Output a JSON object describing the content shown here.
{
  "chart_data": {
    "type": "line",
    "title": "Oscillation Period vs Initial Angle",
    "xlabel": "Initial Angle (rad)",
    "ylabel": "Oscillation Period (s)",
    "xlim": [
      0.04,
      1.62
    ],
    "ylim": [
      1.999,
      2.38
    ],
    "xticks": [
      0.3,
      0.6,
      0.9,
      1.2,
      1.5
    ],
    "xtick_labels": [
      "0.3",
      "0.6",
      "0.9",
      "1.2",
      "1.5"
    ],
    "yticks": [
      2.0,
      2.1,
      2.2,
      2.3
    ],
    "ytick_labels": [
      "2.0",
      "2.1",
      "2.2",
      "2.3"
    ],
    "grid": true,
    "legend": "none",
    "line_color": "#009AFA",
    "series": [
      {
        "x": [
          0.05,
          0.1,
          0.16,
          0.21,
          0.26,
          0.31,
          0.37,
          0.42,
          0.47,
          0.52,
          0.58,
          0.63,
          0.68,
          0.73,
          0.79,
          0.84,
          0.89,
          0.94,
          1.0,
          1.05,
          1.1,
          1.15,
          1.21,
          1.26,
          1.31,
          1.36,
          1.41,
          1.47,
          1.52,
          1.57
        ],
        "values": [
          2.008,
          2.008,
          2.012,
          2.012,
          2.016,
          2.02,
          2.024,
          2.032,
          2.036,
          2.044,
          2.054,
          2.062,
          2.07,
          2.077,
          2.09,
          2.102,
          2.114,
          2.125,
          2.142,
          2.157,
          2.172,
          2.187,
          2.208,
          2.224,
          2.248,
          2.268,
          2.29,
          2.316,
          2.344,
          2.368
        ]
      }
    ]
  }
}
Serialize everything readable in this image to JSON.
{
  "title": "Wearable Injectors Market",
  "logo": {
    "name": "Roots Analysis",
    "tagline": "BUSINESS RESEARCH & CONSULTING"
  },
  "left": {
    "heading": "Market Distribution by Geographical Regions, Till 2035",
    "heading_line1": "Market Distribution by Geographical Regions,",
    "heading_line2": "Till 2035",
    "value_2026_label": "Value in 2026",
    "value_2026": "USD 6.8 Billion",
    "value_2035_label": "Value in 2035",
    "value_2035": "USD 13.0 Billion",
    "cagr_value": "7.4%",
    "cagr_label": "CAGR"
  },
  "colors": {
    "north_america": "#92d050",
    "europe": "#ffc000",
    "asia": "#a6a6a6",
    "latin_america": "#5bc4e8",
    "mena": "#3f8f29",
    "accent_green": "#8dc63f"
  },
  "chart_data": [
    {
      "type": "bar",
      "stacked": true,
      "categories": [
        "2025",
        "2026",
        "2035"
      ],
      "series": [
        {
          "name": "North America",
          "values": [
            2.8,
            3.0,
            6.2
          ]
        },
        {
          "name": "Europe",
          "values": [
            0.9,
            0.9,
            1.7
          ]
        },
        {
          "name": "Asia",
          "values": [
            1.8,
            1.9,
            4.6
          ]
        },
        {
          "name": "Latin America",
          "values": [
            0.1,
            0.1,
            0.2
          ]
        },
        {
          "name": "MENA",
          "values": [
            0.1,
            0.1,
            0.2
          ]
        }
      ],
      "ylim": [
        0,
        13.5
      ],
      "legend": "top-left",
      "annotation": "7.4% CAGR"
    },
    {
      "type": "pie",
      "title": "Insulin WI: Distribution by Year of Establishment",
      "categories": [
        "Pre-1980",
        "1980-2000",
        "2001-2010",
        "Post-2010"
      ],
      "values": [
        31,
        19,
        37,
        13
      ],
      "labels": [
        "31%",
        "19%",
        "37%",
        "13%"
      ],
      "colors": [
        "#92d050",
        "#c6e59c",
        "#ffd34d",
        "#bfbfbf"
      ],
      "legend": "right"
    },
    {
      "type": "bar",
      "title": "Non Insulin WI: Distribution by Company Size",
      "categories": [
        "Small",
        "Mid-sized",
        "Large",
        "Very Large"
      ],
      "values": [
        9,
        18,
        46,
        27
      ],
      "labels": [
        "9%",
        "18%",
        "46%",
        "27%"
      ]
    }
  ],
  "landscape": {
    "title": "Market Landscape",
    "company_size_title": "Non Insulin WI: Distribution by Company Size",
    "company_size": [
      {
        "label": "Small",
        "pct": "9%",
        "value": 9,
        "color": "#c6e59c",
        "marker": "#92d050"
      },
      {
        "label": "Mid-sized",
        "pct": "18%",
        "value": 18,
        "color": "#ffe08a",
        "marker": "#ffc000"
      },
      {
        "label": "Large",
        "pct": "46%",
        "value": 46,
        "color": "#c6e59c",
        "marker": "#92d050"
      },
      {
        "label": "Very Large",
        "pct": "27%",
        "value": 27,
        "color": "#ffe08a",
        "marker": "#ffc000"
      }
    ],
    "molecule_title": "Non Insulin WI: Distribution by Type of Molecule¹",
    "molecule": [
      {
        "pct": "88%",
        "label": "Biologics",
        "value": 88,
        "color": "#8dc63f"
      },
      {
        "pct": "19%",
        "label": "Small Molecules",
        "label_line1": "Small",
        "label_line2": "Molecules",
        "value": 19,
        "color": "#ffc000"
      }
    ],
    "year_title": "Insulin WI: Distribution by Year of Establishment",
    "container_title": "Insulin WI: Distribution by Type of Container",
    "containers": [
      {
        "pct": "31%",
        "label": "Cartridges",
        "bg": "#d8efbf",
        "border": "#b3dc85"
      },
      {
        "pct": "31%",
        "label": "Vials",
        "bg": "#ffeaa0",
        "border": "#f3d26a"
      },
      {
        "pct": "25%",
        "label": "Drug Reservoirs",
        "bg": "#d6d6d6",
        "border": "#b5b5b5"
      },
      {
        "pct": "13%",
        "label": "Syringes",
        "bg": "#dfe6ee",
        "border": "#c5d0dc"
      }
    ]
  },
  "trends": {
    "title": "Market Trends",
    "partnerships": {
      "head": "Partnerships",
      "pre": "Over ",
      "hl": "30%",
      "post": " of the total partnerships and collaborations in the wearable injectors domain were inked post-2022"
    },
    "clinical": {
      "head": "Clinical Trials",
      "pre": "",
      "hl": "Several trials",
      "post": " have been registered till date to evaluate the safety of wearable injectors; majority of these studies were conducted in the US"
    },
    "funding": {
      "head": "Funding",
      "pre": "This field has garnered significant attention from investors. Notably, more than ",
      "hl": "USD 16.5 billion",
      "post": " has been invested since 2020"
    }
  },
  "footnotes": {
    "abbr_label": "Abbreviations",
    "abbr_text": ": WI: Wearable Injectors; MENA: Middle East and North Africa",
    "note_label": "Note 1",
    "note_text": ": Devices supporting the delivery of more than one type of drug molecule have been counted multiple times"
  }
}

===============

Task description » Copy out each line of the data containing the string "Angle".

Answer to the exercise »
    "title": "Oscillation Period vs Initial Angle",
    "xlabel": "Initial Angle (rad)",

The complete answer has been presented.